### Set exercise
Below are some records. Write out the lines from the one containing "Serialize everything readable" to the last line, word for word, leaving out pictures.

### Exercise inputs
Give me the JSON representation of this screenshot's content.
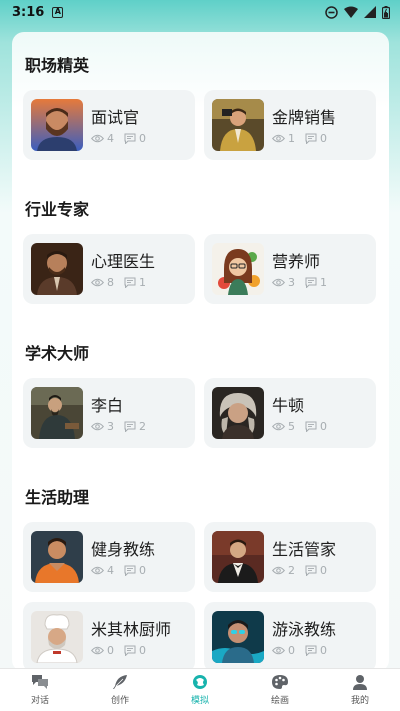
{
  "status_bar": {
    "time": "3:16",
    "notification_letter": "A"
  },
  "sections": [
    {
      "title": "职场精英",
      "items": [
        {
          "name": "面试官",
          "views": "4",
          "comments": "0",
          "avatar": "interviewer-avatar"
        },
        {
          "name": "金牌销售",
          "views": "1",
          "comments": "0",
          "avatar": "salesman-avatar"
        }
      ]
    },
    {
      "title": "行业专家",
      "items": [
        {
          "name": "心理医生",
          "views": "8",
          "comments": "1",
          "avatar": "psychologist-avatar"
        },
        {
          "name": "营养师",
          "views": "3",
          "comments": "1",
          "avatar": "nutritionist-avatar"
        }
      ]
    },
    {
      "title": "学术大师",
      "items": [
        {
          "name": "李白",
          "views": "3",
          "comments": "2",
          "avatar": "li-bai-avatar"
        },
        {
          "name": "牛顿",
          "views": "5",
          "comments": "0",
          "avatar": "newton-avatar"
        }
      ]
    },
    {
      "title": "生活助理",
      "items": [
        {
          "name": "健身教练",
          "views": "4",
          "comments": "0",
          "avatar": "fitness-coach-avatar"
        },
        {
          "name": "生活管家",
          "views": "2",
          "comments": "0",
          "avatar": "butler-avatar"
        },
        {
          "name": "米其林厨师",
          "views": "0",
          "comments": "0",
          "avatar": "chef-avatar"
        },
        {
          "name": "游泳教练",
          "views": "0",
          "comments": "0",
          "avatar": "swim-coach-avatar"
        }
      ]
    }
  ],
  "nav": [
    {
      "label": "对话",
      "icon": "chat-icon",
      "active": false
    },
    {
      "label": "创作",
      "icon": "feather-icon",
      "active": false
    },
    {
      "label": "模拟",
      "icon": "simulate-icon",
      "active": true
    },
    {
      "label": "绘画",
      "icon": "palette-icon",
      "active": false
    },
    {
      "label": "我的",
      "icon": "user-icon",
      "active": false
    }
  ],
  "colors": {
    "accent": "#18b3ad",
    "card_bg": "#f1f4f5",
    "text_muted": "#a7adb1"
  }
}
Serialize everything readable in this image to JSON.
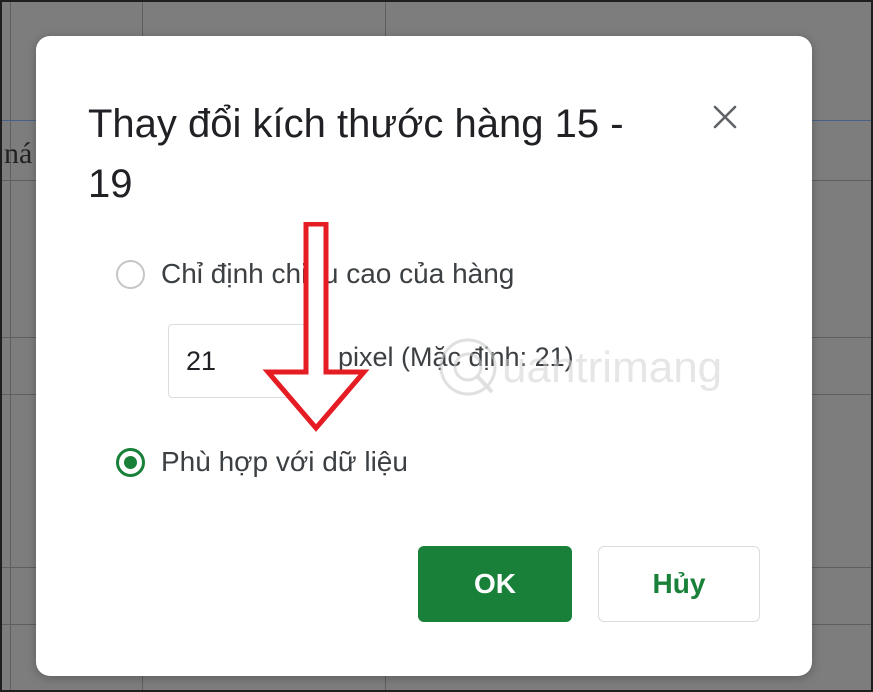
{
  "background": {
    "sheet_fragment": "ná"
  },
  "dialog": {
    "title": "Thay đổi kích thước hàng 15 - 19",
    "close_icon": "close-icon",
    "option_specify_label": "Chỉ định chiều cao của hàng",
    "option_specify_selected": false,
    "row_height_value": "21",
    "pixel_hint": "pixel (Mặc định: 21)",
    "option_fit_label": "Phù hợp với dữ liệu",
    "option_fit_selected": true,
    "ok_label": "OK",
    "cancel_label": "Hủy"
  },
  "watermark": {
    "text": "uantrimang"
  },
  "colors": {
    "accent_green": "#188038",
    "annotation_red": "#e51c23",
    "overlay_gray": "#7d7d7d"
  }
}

### Reply to the task
Serialize everything readable in this image to JSON.
{
  "background": {
    "sheet_fragment": "ná"
  },
  "dialog": {
    "title": "Thay đổi kích thước hàng 15 - 19",
    "close_icon": "close-icon",
    "option_specify_label": "Chỉ định chiều cao của hàng",
    "option_specify_selected": false,
    "row_height_value": "21",
    "pixel_hint": "pixel (Mặc định: 21)",
    "option_fit_label": "Phù hợp với dữ liệu",
    "option_fit_selected": true,
    "ok_label": "OK",
    "cancel_label": "Hủy"
  },
  "watermark": {
    "text": "uantrimang"
  },
  "colors": {
    "accent_green": "#188038",
    "annotation_red": "#e51c23",
    "overlay_gray": "#7d7d7d"
  }
}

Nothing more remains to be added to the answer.